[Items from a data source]
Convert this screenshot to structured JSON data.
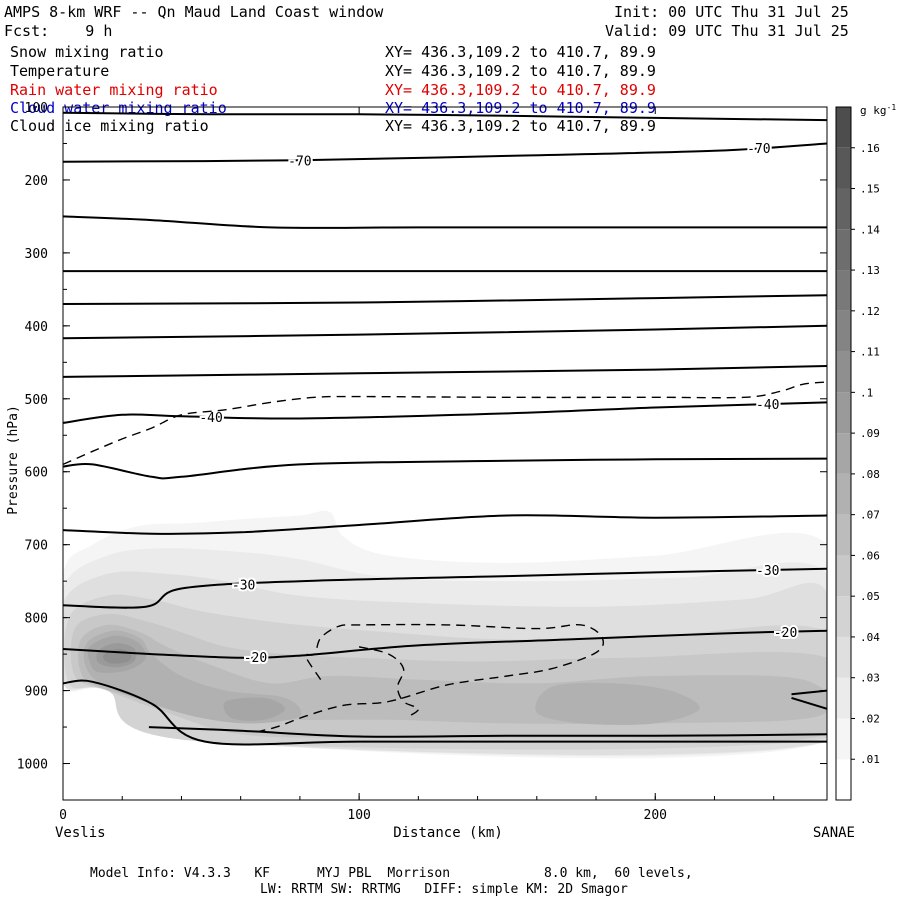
{
  "header": {
    "title": "AMPS 8-km WRF -- Qn Maud Land Coast window",
    "init": "Init: 00 UTC Thu 31 Jul 25",
    "fcst": "Fcst:    9 h",
    "valid": "Valid: 09 UTC Thu 31 Jul 25"
  },
  "fields": [
    {
      "name": "Snow mixing ratio",
      "xy": "XY= 436.3,109.2 to 410.7, 89.9",
      "color": "#000000"
    },
    {
      "name": "Temperature",
      "xy": "XY= 436.3,109.2 to 410.7, 89.9",
      "color": "#000000"
    },
    {
      "name": "Rain water mixing ratio",
      "xy": "XY= 436.3,109.2 to 410.7, 89.9",
      "color": "#e00000"
    },
    {
      "name": "Cloud water mixing ratio",
      "xy": "XY= 436.3,109.2 to 410.7, 89.9",
      "color": "#0000c8"
    },
    {
      "name": "Cloud ice mixing ratio",
      "xy": "XY= 436.3,109.2 to 410.7, 89.9",
      "color": "#000000"
    }
  ],
  "footer": {
    "line1": "Model Info: V4.3.3   KF      MYJ PBL  Morrison            8.0 km,  60 levels,",
    "line2": "LW: RRTM SW: RRTMG   DIFF: simple KM: 2D Smagor"
  },
  "chart_data": {
    "type": "heatmap",
    "title": "AMPS 8-km WRF -- Qn Maud Land Coast window",
    "xlabel": "Distance (km)",
    "ylabel": "Pressure (hPa)",
    "xlim": [
      0,
      258
    ],
    "ylim": [
      1050,
      100
    ],
    "y_scale": "linear, inverted",
    "x_ticks": [
      0,
      100,
      200
    ],
    "y_ticks": [
      100,
      200,
      300,
      400,
      500,
      600,
      700,
      800,
      900,
      1000
    ],
    "x_end_labels": {
      "left": "Veslis",
      "right": "SANAE"
    },
    "grid": false,
    "colorbar": {
      "unit_label": "g kg",
      "unit_exp": "-1",
      "levels": [
        0.01,
        0.02,
        0.03,
        0.04,
        0.05,
        0.06,
        0.07,
        0.08,
        0.09,
        0.1,
        0.11,
        0.12,
        0.13,
        0.14,
        0.15,
        0.16
      ],
      "labels": [
        ".01",
        ".02",
        ".03",
        ".04",
        ".05",
        ".06",
        ".07",
        ".08",
        ".09",
        ".1",
        ".11",
        ".12",
        ".13",
        ".14",
        ".15",
        ".16"
      ],
      "colors": [
        "#ffffff",
        "#f5f5f5",
        "#ebebeb",
        "#dfdfdf",
        "#d3d3d3",
        "#c8c8c8",
        "#bcbcbc",
        "#b1b1b1",
        "#a6a6a6",
        "#9a9a9a",
        "#8f8f8f",
        "#848484",
        "#797979",
        "#6e6e6e",
        "#636363",
        "#585858",
        "#4d4d4d"
      ]
    },
    "snow_shading_bands": [
      {
        "level": 0.01,
        "points": [
          [
            0,
            740
          ],
          [
            10,
            700
          ],
          [
            25,
            675
          ],
          [
            45,
            670
          ],
          [
            60,
            665
          ],
          [
            80,
            660
          ],
          [
            90,
            655
          ],
          [
            95,
            690
          ],
          [
            110,
            715
          ],
          [
            150,
            725
          ],
          [
            200,
            715
          ],
          [
            258,
            700
          ],
          [
            258,
            970
          ],
          [
            48,
            970
          ],
          [
            15,
            900
          ],
          [
            0,
            890
          ]
        ]
      },
      {
        "level": 0.02,
        "points": [
          [
            0,
            760
          ],
          [
            15,
            715
          ],
          [
            35,
            705
          ],
          [
            60,
            710
          ],
          [
            80,
            720
          ],
          [
            110,
            745
          ],
          [
            160,
            750
          ],
          [
            210,
            745
          ],
          [
            258,
            740
          ],
          [
            258,
            970
          ],
          [
            48,
            970
          ],
          [
            15,
            900
          ],
          [
            0,
            890
          ]
        ]
      },
      {
        "level": 0.03,
        "points": [
          [
            0,
            780
          ],
          [
            15,
            740
          ],
          [
            35,
            740
          ],
          [
            55,
            750
          ],
          [
            80,
            770
          ],
          [
            120,
            780
          ],
          [
            180,
            785
          ],
          [
            230,
            775
          ],
          [
            258,
            765
          ],
          [
            258,
            970
          ],
          [
            48,
            970
          ],
          [
            15,
            900
          ],
          [
            0,
            890
          ]
        ]
      },
      {
        "level": 0.04,
        "points": [
          [
            2,
            800
          ],
          [
            15,
            770
          ],
          [
            30,
            775
          ],
          [
            45,
            790
          ],
          [
            60,
            800
          ],
          [
            80,
            810
          ],
          [
            110,
            820
          ],
          [
            150,
            830
          ],
          [
            200,
            825
          ],
          [
            258,
            820
          ],
          [
            258,
            965
          ],
          [
            48,
            970
          ],
          [
            15,
            900
          ],
          [
            2,
            890
          ]
        ]
      },
      {
        "level": 0.05,
        "points": [
          [
            4,
            815
          ],
          [
            15,
            795
          ],
          [
            28,
            805
          ],
          [
            40,
            820
          ],
          [
            55,
            840
          ],
          [
            75,
            850
          ],
          [
            100,
            855
          ],
          [
            140,
            860
          ],
          [
            190,
            855
          ],
          [
            258,
            855
          ],
          [
            258,
            960
          ],
          [
            180,
            965
          ],
          [
            100,
            965
          ],
          [
            60,
            960
          ],
          [
            35,
            930
          ],
          [
            15,
            900
          ],
          [
            4,
            880
          ]
        ]
      },
      {
        "level": 0.06,
        "points": [
          [
            6,
            830
          ],
          [
            15,
            810
          ],
          [
            26,
            820
          ],
          [
            35,
            840
          ],
          [
            50,
            865
          ],
          [
            70,
            890
          ],
          [
            90,
            880
          ],
          [
            120,
            885
          ],
          [
            160,
            890
          ],
          [
            200,
            880
          ],
          [
            250,
            885
          ],
          [
            255,
            935
          ],
          [
            200,
            945
          ],
          [
            150,
            945
          ],
          [
            110,
            940
          ],
          [
            75,
            940
          ],
          [
            50,
            935
          ],
          [
            30,
            915
          ],
          [
            12,
            895
          ],
          [
            6,
            875
          ]
        ]
      },
      {
        "level": 0.07,
        "points": [
          [
            8,
            835
          ],
          [
            17,
            818
          ],
          [
            26,
            828
          ],
          [
            30,
            850
          ],
          [
            40,
            880
          ],
          [
            55,
            900
          ],
          [
            75,
            910
          ],
          [
            80,
            935
          ],
          [
            65,
            945
          ],
          [
            50,
            940
          ],
          [
            35,
            925
          ],
          [
            15,
            895
          ],
          [
            8,
            870
          ]
        ]
      },
      {
        "level": 0.07,
        "points": [
          [
            165,
            895
          ],
          [
            185,
            890
          ],
          [
            205,
            900
          ],
          [
            215,
            925
          ],
          [
            200,
            945
          ],
          [
            175,
            945
          ],
          [
            160,
            930
          ]
        ]
      },
      {
        "level": 0.08,
        "points": [
          [
            9,
            840
          ],
          [
            17,
            825
          ],
          [
            25,
            833
          ],
          [
            28,
            855
          ],
          [
            22,
            872
          ],
          [
            12,
            875
          ],
          [
            9,
            860
          ]
        ]
      },
      {
        "level": 0.08,
        "points": [
          [
            55,
            915
          ],
          [
            68,
            910
          ],
          [
            75,
            925
          ],
          [
            68,
            940
          ],
          [
            57,
            938
          ]
        ]
      },
      {
        "level": 0.09,
        "points": [
          [
            12,
            845
          ],
          [
            18,
            835
          ],
          [
            24,
            842
          ],
          [
            24,
            860
          ],
          [
            18,
            868
          ],
          [
            12,
            862
          ]
        ]
      },
      {
        "level": 0.1,
        "points": [
          [
            14,
            850
          ],
          [
            19,
            843
          ],
          [
            23,
            850
          ],
          [
            22,
            860
          ],
          [
            17,
            863
          ],
          [
            14,
            858
          ]
        ]
      }
    ],
    "temperature_isotherms": [
      {
        "points": [
          [
            0,
            108
          ],
          [
            50,
            110
          ],
          [
            100,
            110
          ],
          [
            150,
            112
          ],
          [
            200,
            115
          ],
          [
            258,
            118
          ]
        ]
      },
      {
        "label": "-70",
        "labels_at": [
          80,
          235
        ],
        "points": [
          [
            0,
            175
          ],
          [
            80,
            173
          ],
          [
            150,
            167
          ],
          [
            220,
            160
          ],
          [
            258,
            150
          ]
        ]
      },
      {
        "points": [
          [
            0,
            250
          ],
          [
            30,
            255
          ],
          [
            70,
            265
          ],
          [
            120,
            265
          ],
          [
            200,
            265
          ],
          [
            258,
            265
          ]
        ]
      },
      {
        "points": [
          [
            0,
            325
          ],
          [
            100,
            325
          ],
          [
            200,
            325
          ],
          [
            258,
            325
          ]
        ]
      },
      {
        "points": [
          [
            0,
            370
          ],
          [
            100,
            368
          ],
          [
            200,
            362
          ],
          [
            258,
            358
          ]
        ]
      },
      {
        "points": [
          [
            0,
            417
          ],
          [
            100,
            412
          ],
          [
            200,
            405
          ],
          [
            258,
            400
          ]
        ]
      },
      {
        "points": [
          [
            0,
            470
          ],
          [
            100,
            465
          ],
          [
            200,
            460
          ],
          [
            258,
            455
          ]
        ]
      },
      {
        "label": "-40",
        "labels_at": [
          50,
          238
        ],
        "points": [
          [
            0,
            533
          ],
          [
            20,
            522
          ],
          [
            40,
            524
          ],
          [
            80,
            527
          ],
          [
            150,
            520
          ],
          [
            200,
            512
          ],
          [
            258,
            505
          ]
        ]
      },
      {
        "points": [
          [
            0,
            593
          ],
          [
            10,
            590
          ],
          [
            30,
            607
          ],
          [
            40,
            607
          ],
          [
            80,
            590
          ],
          [
            150,
            585
          ],
          [
            200,
            583
          ],
          [
            258,
            582
          ]
        ]
      },
      {
        "points": [
          [
            0,
            680
          ],
          [
            30,
            685
          ],
          [
            60,
            683
          ],
          [
            100,
            673
          ],
          [
            150,
            660
          ],
          [
            200,
            663
          ],
          [
            258,
            660
          ]
        ]
      },
      {
        "label": "-30",
        "labels_at": [
          61,
          238
        ],
        "points": [
          [
            0,
            783
          ],
          [
            28,
            785
          ],
          [
            40,
            760
          ],
          [
            80,
            750
          ],
          [
            150,
            743
          ],
          [
            200,
            738
          ],
          [
            258,
            733
          ]
        ]
      },
      {
        "label": "-20",
        "labels_at": [
          65,
          244
        ],
        "points": [
          [
            0,
            843
          ],
          [
            30,
            850
          ],
          [
            60,
            855
          ],
          [
            80,
            852
          ],
          [
            120,
            838
          ],
          [
            170,
            830
          ],
          [
            220,
            822
          ],
          [
            258,
            818
          ]
        ]
      },
      {
        "points": [
          [
            0,
            890
          ],
          [
            10,
            888
          ],
          [
            30,
            918
          ],
          [
            48,
            970
          ],
          [
            100,
            970
          ],
          [
            180,
            970
          ],
          [
            258,
            970
          ]
        ]
      },
      {
        "points": [
          [
            29,
            950
          ],
          [
            60,
            955
          ],
          [
            100,
            963
          ],
          [
            150,
            962
          ],
          [
            200,
            962
          ],
          [
            258,
            960
          ]
        ]
      },
      {
        "points": [
          [
            246,
            905
          ],
          [
            258,
            900
          ]
        ]
      },
      {
        "points": [
          [
            246,
            910
          ],
          [
            258,
            925
          ]
        ]
      }
    ],
    "cloud_ice_contours": [
      {
        "points": [
          [
            0,
            590
          ],
          [
            10,
            572
          ],
          [
            20,
            555
          ],
          [
            30,
            540
          ],
          [
            40,
            522
          ],
          [
            55,
            515
          ],
          [
            70,
            505
          ],
          [
            85,
            498
          ],
          [
            100,
            497
          ],
          [
            150,
            498
          ],
          [
            200,
            498
          ],
          [
            230,
            498
          ],
          [
            242,
            490
          ],
          [
            250,
            480
          ],
          [
            258,
            477
          ]
        ]
      },
      {
        "points": [
          [
            87,
            885
          ],
          [
            82,
            853
          ],
          [
            85,
            850
          ],
          [
            87,
            828
          ],
          [
            93,
            812
          ],
          [
            100,
            810
          ],
          [
            130,
            810
          ],
          [
            160,
            815
          ],
          [
            175,
            810
          ],
          [
            182,
            827
          ],
          [
            180,
            848
          ],
          [
            165,
            870
          ],
          [
            150,
            880
          ],
          [
            130,
            892
          ],
          [
            110,
            915
          ],
          [
            95,
            920
          ],
          [
            82,
            935
          ],
          [
            72,
            950
          ],
          [
            65,
            957
          ]
        ]
      },
      {
        "points": [
          [
            100,
            840
          ],
          [
            110,
            850
          ],
          [
            115,
            870
          ],
          [
            113,
            895
          ],
          [
            115,
            915
          ],
          [
            120,
            925
          ],
          [
            117,
            935
          ]
        ]
      }
    ]
  }
}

◆ Set exercise ◆
Filter the listing above by the word "levels"; copy each line that passes.

◆ Answer to this task ◆
    "line1": "Model Info: V4.3.3   KF      MYJ PBL  Morrison            8.0 km,  60 levels,",
      "levels": [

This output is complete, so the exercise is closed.